What is the count of lines in the listing below that hold the string "will"? Reply with that number alone.

-------- SOURCE MATERIAL

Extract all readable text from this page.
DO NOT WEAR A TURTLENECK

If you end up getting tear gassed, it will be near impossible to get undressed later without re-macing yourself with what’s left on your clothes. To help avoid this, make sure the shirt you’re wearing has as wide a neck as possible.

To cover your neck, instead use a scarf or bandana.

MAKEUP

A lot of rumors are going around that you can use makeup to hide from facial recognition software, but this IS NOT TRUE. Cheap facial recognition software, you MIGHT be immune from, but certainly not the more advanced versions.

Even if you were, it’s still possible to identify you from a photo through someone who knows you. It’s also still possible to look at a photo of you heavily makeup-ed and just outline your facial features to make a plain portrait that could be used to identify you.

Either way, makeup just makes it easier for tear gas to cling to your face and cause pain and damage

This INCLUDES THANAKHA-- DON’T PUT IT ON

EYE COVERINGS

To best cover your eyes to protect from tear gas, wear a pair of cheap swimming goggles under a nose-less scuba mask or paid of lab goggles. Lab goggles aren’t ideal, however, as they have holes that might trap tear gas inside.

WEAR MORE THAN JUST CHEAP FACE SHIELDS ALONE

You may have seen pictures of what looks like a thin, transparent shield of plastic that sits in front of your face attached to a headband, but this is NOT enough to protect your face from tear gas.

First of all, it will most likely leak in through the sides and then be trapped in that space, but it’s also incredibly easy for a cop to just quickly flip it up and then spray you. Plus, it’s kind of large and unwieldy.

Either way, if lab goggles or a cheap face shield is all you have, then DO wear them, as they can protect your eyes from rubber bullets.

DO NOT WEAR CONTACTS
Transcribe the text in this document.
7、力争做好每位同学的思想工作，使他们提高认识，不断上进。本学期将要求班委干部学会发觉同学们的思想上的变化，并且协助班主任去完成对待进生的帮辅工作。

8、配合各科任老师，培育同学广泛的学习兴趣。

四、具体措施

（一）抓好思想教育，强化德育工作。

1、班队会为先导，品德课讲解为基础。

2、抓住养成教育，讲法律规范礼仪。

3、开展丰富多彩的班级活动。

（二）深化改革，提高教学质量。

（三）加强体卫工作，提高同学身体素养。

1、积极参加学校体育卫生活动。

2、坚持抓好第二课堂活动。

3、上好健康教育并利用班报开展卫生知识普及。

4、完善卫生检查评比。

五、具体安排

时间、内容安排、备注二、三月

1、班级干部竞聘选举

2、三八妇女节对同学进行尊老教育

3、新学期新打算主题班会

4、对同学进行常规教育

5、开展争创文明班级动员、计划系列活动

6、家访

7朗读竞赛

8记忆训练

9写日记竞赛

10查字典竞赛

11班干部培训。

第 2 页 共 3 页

----------------

EXERCISE RESPONSE
2